WHAT IS NEEDED:
Copy out each line of the material below that holds the string "provided".

┌─ RECORDS SUPPLIED

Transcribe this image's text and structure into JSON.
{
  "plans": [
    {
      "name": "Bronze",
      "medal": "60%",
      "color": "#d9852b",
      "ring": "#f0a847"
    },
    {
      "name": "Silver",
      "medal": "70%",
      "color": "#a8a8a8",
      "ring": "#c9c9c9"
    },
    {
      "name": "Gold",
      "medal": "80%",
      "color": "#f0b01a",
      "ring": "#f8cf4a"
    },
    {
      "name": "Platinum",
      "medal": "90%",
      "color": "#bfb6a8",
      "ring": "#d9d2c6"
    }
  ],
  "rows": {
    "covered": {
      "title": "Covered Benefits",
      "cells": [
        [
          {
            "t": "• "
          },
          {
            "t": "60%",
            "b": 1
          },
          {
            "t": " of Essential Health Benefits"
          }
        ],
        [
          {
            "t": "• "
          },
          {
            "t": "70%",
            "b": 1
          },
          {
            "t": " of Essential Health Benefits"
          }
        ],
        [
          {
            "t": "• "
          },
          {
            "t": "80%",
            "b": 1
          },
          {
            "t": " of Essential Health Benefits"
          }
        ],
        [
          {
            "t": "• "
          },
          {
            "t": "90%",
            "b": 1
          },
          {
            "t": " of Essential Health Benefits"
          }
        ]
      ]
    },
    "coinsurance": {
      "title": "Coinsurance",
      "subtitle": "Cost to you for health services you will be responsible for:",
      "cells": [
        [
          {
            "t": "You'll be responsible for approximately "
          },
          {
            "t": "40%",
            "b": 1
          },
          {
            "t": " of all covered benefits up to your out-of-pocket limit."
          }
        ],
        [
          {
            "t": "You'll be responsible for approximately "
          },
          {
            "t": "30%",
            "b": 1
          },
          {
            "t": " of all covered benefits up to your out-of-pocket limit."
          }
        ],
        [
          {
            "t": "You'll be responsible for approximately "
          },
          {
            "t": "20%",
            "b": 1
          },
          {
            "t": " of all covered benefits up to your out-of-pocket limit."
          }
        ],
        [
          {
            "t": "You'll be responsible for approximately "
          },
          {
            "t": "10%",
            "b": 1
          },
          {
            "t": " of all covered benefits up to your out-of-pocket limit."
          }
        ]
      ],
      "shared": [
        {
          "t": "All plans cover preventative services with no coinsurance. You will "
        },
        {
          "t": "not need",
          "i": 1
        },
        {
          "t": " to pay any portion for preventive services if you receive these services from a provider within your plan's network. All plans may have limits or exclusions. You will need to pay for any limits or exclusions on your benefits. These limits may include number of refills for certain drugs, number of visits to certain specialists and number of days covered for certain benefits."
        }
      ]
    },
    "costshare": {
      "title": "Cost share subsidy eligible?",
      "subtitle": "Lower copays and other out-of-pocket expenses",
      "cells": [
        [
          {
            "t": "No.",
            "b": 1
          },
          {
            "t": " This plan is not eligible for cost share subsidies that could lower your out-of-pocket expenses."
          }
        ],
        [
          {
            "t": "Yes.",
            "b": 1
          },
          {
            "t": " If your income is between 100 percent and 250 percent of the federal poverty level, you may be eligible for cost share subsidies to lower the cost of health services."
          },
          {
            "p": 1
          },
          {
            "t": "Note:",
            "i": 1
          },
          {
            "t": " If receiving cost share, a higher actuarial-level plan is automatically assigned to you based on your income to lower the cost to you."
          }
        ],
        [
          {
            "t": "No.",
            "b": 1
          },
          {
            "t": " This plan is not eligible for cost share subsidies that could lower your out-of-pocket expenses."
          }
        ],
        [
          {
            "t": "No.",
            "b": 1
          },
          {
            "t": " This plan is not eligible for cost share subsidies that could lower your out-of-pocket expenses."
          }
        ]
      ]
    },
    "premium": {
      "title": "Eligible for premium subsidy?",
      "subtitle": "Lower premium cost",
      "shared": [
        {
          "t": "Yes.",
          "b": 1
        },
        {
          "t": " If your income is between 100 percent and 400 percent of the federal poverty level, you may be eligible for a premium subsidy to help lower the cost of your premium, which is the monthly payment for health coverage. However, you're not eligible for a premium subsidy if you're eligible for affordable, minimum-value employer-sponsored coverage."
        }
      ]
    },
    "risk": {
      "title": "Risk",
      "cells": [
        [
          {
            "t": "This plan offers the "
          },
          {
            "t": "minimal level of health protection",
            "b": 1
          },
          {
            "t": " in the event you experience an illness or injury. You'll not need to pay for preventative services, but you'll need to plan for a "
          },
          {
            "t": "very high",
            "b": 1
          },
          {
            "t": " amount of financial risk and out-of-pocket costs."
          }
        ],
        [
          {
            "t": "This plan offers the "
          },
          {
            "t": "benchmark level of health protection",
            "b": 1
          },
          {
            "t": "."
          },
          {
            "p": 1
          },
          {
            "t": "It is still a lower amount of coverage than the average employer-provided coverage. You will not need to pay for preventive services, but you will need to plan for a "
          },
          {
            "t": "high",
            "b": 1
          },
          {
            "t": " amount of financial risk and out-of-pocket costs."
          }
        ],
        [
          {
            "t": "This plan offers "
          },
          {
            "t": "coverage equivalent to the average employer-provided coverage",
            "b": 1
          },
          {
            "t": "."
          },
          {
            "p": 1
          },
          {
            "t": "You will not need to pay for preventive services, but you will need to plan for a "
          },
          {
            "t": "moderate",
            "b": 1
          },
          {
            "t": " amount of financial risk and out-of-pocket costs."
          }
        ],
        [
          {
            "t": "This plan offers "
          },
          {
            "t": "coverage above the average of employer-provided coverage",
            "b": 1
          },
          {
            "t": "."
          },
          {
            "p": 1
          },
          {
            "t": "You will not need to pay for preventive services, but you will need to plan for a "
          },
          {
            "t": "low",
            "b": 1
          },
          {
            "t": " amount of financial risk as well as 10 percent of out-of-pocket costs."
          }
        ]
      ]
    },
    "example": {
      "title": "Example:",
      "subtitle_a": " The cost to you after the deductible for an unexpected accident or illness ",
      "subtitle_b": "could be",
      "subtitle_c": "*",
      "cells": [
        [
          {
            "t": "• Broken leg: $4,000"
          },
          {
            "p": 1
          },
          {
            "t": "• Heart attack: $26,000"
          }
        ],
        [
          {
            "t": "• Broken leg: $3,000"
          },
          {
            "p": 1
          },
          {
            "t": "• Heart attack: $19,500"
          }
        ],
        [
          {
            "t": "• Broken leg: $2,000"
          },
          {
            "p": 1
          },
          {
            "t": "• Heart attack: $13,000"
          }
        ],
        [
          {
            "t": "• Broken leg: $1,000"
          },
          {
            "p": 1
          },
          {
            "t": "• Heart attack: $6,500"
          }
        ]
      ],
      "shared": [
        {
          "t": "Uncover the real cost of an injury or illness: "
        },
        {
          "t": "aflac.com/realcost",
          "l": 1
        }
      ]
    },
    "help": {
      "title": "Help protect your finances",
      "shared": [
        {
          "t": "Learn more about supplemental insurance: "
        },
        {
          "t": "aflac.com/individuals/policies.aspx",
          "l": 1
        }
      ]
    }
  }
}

└─

TASK RESULT:
            "t": "It is still a lower amount of coverage than the average employer-provided coverage. You will not need to pay for preventive services, but you will need to plan for a "
            "t": "coverage equivalent to the average employer-provided coverage",
            "t": "coverage above the average of employer-provided coverage",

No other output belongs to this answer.